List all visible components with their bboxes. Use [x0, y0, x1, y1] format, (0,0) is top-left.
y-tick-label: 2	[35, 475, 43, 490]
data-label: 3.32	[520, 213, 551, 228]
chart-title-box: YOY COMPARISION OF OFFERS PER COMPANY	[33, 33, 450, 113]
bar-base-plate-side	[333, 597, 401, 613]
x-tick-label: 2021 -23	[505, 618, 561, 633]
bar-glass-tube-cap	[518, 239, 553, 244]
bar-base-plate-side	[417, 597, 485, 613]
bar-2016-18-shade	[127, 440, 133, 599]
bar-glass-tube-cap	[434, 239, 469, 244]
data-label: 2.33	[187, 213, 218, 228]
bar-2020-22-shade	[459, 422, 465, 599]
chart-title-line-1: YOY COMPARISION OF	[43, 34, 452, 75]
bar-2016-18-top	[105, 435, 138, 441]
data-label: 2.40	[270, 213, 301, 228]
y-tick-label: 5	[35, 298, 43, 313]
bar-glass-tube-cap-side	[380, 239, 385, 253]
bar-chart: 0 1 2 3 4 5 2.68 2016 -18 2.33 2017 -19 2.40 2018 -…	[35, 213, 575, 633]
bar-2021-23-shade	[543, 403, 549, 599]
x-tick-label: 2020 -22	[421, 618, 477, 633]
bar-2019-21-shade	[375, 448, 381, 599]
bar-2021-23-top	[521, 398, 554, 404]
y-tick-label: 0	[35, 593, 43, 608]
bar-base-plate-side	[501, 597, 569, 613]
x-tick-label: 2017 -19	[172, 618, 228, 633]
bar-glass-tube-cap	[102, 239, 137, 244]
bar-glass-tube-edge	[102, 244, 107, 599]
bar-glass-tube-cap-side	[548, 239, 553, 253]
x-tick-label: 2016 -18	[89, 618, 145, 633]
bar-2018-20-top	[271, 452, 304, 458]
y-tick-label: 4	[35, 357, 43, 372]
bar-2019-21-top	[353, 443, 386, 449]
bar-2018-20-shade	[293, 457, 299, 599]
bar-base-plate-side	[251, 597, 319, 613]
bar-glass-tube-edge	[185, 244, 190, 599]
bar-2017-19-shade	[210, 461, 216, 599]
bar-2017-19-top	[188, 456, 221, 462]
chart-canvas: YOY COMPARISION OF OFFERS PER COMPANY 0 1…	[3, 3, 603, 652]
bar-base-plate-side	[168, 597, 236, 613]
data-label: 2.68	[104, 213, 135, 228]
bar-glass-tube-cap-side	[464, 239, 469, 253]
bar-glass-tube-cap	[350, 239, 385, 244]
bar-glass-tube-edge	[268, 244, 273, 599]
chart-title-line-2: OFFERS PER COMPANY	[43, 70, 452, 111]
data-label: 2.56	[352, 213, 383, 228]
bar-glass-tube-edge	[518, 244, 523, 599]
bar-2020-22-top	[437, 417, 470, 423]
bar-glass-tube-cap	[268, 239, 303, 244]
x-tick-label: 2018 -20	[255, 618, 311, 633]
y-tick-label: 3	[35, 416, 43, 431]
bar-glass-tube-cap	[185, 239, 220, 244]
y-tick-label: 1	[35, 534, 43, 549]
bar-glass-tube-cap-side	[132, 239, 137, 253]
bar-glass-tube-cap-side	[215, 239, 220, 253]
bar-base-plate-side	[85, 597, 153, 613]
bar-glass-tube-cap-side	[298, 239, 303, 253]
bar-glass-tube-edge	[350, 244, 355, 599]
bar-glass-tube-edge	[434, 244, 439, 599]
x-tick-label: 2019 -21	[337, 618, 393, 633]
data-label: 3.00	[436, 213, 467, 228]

☆ ☆ ☆ ☆ ☆

- Exercise objective
Reproduce the items from the first line through the line containing "239, 385, 244]" as a Markdown table with the columns No. and Line, numbering each line and omitting blank lines.

- Result
| No. | Line |
|---|---|
| 1 | List all visible components with their bboxes. Use [x0, y0, x1, y1] format, (0,0) is top-left. |
| 2 | y-tick-label: 2	[35, 475, 43, 490] |
| 3 | data-label: 3.32	[520, 213, 551, 228] |
| 4 | chart-title-box: YOY COMPARISION OF OFFERS PER COMPANY	[33, 33, 450, 113] |
| 5 | bar-base-plate-side	[333, 597, 401, 613] |
| 6 | x-tick-label: 2021 -23	[505, 618, 561, 633] |
| 7 | bar-glass-tube-cap	[518, 239, 553, 244] |
| 8 | bar-base-plate-side	[417, 597, 485, 613] |
| 9 | bar-2016-18-shade	[127, 440, 133, 599] |
| 10 | bar-glass-tube-cap	[434, 239, 469, 244] |
| 11 | data-label: 2.33	[187, 213, 218, 228] |
| 12 | bar-2020-22-shade	[459, 422, 465, 599] |
| 13 | chart-title-line-1: YOY COMPARISION OF	[43, 34, 452, 75] |
| 14 | bar-2016-18-top	[105, 435, 138, 441] |
| 15 | data-label: 2.40	[270, 213, 301, 228] |
| 16 | y-tick-label: 5	[35, 298, 43, 313] |
| 17 | bar-glass-tube-cap-side	[380, 239, 385, 253] |
| 18 | bar-chart: 0 1 2 3 4 5 2.68 2016 -18 2.33 2017 -19 2.40 2018 -…	[35, 213, 575, 633] |
| 19 | bar-2021-23-shade	[543, 403, 549, 599] |
| 20 | x-tick-label: 2020 -22	[421, 618, 477, 633] |
| 21 | bar-2019-21-shade	[375, 448, 381, 599] |
| 22 | bar-2021-23-top	[521, 398, 554, 404] |
| 23 | y-tick-label: 0	[35, 593, 43, 608] |
| 24 | bar-base-plate-side	[501, 597, 569, 613] |
| 25 | x-tick-label: 2017 -19	[172, 618, 228, 633] |
| 26 | bar-glass-tube-cap	[102, 239, 137, 244] |
| 27 | bar-glass-tube-edge	[102, 244, 107, 599] |
| 28 | bar-glass-tube-cap-side	[548, 239, 553, 253] |
| 29 | x-tick-label: 2016 -18	[89, 618, 145, 633] |
| 30 | bar-2018-20-top	[271, 452, 304, 458] |
| 31 | y-tick-label: 4	[35, 357, 43, 372] |
| 32 | bar-2019-21-top	[353, 443, 386, 449] |
| 33 | bar-2018-20-shade	[293, 457, 299, 599] |
| 34 | bar-base-plate-side	[251, 597, 319, 613] |
| 35 | bar-glass-tube-edge	[185, 244, 190, 599] |
| 36 | bar-2017-19-shade	[210, 461, 216, 599] |
| 37 | bar-2017-19-top	[188, 456, 221, 462] |
| 38 | chart-canvas: YOY COMPARISION OF OFFERS PER COMPANY 0 1…	[3, 3, 603, 652] |
| 39 | bar-base-plate-side	[168, 597, 236, 613] |
| 40 | data-label: 2.68	[104, 213, 135, 228] |
| 41 | bar-glass-tube-cap-side	[464, 239, 469, 253] |
| 42 | bar-glass-tube-cap	[350, 239, 385, 244] |